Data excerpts

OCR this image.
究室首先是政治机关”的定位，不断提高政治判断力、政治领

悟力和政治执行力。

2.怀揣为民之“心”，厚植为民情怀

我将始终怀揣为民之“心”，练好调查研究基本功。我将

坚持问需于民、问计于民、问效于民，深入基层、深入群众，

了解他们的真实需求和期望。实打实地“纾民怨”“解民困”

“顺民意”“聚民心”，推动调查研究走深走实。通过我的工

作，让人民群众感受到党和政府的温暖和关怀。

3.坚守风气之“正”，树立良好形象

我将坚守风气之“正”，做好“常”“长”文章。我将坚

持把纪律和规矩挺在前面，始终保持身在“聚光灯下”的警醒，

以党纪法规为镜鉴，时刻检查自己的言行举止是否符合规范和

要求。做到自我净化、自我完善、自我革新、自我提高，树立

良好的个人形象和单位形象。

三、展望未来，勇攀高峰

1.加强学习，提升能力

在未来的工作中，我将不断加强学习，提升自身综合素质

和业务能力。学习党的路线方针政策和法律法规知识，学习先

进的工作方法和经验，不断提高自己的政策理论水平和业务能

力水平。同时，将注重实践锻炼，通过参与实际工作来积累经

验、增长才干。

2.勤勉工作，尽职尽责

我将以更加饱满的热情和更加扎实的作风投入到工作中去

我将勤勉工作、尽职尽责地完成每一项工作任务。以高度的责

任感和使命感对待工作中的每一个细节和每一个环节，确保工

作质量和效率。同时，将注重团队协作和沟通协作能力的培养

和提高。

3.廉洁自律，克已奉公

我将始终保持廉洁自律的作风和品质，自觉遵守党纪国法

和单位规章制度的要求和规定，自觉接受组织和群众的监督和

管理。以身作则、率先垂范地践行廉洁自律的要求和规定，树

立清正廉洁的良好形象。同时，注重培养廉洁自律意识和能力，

• _THE EXERCISE_
Show the data once more, exactly as it was written.

• _ANSWER TO THIS EXERCISE_
OCR this image.
究室首先是政治机关”的定位，不断提高政治判断力、政治领

悟力和政治执行力。

2.怀揣为民之“心”，厚植为民情怀

我将始终怀揣为民之“心”，练好调查研究基本功。我将

坚持问需于民、问计于民、问效于民，深入基层、深入群众，

了解他们的真实需求和期望。实打实地“纾民怨”“解民困”

“顺民意”“聚民心”，推动调查研究走深走实。通过我的工

作，让人民群众感受到党和政府的温暖和关怀。

3.坚守风气之“正”，树立良好形象

我将坚守风气之“正”，做好“常”“长”文章。我将坚

持把纪律和规矩挺在前面，始终保持身在“聚光灯下”的警醒，

以党纪法规为镜鉴，时刻检查自己的言行举止是否符合规范和

要求。做到自我净化、自我完善、自我革新、自我提高，树立

良好的个人形象和单位形象。

三、展望未来，勇攀高峰

1.加强学习，提升能力

在未来的工作中，我将不断加强学习，提升自身综合素质

和业务能力。学习党的路线方针政策和法律法规知识，学习先

进的工作方法和经验，不断提高自己的政策理论水平和业务能

力水平。同时，将注重实践锻炼，通过参与实际工作来积累经

验、增长才干。

2.勤勉工作，尽职尽责

我将以更加饱满的热情和更加扎实的作风投入到工作中去

我将勤勉工作、尽职尽责地完成每一项工作任务。以高度的责

任感和使命感对待工作中的每一个细节和每一个环节，确保工

作质量和效率。同时，将注重团队协作和沟通协作能力的培养

和提高。

3.廉洁自律，克已奉公

我将始终保持廉洁自律的作风和品质，自觉遵守党纪国法

和单位规章制度的要求和规定，自觉接受组织和群众的监督和

管理。以身作则、率先垂范地践行廉洁自律的要求和规定，树

立清正廉洁的良好形象。同时，注重培养廉洁自律意识和能力，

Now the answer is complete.